begin MATERIAL FOR THIS EXERCISE

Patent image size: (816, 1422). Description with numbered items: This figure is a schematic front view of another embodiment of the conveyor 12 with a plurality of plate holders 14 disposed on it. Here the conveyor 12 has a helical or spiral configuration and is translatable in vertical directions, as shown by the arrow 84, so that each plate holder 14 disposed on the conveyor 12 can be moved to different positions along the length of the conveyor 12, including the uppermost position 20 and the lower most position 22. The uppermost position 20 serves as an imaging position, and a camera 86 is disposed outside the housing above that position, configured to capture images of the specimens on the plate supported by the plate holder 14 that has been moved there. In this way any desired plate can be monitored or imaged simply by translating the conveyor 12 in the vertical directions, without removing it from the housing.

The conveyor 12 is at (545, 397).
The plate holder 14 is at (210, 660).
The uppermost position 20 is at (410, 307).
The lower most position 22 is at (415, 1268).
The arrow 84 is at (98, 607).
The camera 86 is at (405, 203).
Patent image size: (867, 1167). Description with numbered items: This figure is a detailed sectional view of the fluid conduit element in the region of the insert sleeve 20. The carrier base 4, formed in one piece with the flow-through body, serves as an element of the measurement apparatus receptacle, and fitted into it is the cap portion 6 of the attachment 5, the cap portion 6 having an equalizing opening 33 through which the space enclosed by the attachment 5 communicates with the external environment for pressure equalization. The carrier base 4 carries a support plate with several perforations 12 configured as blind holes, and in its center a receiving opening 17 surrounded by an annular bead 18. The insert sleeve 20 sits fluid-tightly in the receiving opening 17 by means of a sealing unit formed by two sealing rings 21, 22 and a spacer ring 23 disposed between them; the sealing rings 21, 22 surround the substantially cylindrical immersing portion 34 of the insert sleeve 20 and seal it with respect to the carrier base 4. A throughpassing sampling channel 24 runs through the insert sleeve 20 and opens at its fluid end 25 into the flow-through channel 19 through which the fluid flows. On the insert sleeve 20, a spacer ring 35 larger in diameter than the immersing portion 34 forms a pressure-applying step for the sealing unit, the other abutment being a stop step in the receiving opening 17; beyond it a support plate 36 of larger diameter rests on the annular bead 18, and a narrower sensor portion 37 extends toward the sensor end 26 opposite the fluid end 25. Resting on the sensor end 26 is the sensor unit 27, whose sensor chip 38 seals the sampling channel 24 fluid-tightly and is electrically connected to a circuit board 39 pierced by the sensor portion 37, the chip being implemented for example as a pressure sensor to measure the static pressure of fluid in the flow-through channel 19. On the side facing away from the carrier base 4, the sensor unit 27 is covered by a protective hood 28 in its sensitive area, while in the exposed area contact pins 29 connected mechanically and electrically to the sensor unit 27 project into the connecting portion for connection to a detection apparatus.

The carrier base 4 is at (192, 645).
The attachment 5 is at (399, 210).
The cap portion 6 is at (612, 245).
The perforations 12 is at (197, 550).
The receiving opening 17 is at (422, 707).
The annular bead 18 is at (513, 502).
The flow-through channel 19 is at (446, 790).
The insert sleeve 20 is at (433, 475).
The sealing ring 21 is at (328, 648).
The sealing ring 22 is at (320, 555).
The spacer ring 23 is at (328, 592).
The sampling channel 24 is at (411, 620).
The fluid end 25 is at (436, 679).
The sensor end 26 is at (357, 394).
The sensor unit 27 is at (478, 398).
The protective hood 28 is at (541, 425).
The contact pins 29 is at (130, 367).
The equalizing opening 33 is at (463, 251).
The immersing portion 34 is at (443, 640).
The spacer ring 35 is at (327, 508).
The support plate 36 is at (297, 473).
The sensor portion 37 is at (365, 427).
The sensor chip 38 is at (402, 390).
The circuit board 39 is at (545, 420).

end MATERIAL FOR THIS EXERCISE

INSTRUCTIONS TO FOLLOW – Lay out every line of the records above as a numbered list, skipping any blank lines.

RESPONSE –
1. Patent image size: (816, 1422). Description with numbered items: This figure is a schematic front view of another embodiment of the conveyor 12 with a plurality of plate holders 14 disposed on it. Here the conveyor 12 has a helical or spiral configuration and is translatable in vertical directions, as shown by the arrow 84, so that each plate holder 14 disposed on the conveyor 12 can be moved to different positions along the length of the conveyor 12, including the uppermost position 20 and the lower most position 22. The uppermost position 20 serves as an imaging position, and a camera 86 is disposed outside the housing above that position, configured to capture images of the specimens on the plate supported by the plate holder 14 that has been moved there. In this way any desired plate can be monitored or imaged simply by translating the conveyor 12 in the vertical directions, without removing it from the housing.
2. The conveyor 12 is at (545, 397).
3. The plate holder 14 is at (210, 660).
4. The uppermost position 20 is at (410, 307).
5. The lower most position 22 is at (415, 1268).
6. The arrow 84 is at (98, 607).
7. The camera 86 is at (405, 203).
8. Patent image size: (867, 1167). Description with numbered items: This figure is a detailed sectional view of the fluid conduit element in the region of the insert sleeve 20. The carrier base 4, formed in one piece with the flow-through body, serves as an element of the measurement apparatus receptacle, and fitted into it is the cap portion 6 of the attachment 5, the cap portion 6 having an equalizing opening 33 through which the space enclosed by the attachment 5 communicates with the external environment for pressure equalization. The carrier base 4 carries a support plate with several perforations 12 configured as blind holes, and in its center a receiving opening 17 surrounded by an annular bead 18. The insert sleeve 20 sits fluid-tightly in the receiving opening 17 by means of a sealing unit formed by two sealing rings 21, 22 and a spacer ring 23 disposed between them; the sealing rings 21, 22 surround the substantially cylindrical immersing portion 34 of the insert sleeve 20 and seal it with respect to the carrier base 4. A throughpassing sampling channel 24 runs through the insert sleeve 20 and opens at its fluid end 25 into the flow-through channel 19 through which the fluid flows. On the insert sleeve 20, a spacer ring 35 larger in diameter than the immersing portion 34 forms a pressure-applying step for the sealing unit, the other abutment being a stop step in the receiving opening 17; beyond it a support plate 36 of larger diameter rests on the annular bead 18, and a narrower sensor portion 37 extends toward the sensor end 26 opposite the fluid end 25. Resting on the sensor end 26 is the sensor unit 27, whose sensor chip 38 seals the sampling channel 24 fluid-tightly and is electrically connected to a circuit board 39 pierced by the sensor portion 37, the chip being implemented for example as a pressure sensor to measure the static pressure of fluid in the flow-through channel 19. On the side facing away from the carrier base 4, the sensor unit 27 is covered by a protective hood 28 in its sensitive area, while in the exposed area contact pins 29 connected mechanically and electrically to the sensor unit 27 project into the connecting portion for connection to a detection apparatus.
9. The carrier base 4 is at (192, 645).
10. The attachment 5 is at (399, 210).
11. The cap portion 6 is at (612, 245).
12. The perforations 12 is at (197, 550).
13. The receiving opening 17 is at (422, 707).
14. The annular bead 18 is at (513, 502).
15. The flow-through channel 19 is at (446, 790).
16. The insert sleeve 20 is at (433, 475).
17. The sealing ring 21 is at (328, 648).
18. The sealing ring 22 is at (320, 555).
19. The spacer ring 23 is at (328, 592).
20. The sampling channel 24 is at (411, 620).
21. The fluid end 25 is at (436, 679).
22. The sensor end 26 is at (357, 394).
23. The sensor unit 27 is at (478, 398).
24. The protective hood 28 is at (541, 425).
25. The contact pins 29 is at (130, 367).
26. The equalizing opening 33 is at (463, 251).
27. The immersing portion 34 is at (443, 640).
28. The spacer ring 35 is at (327, 508).
29. The support plate 36 is at (297, 473).
30. The sensor portion 37 is at (365, 427).
31. The sensor chip 38 is at (402, 390).
32. The circuit board 39 is at (545, 420).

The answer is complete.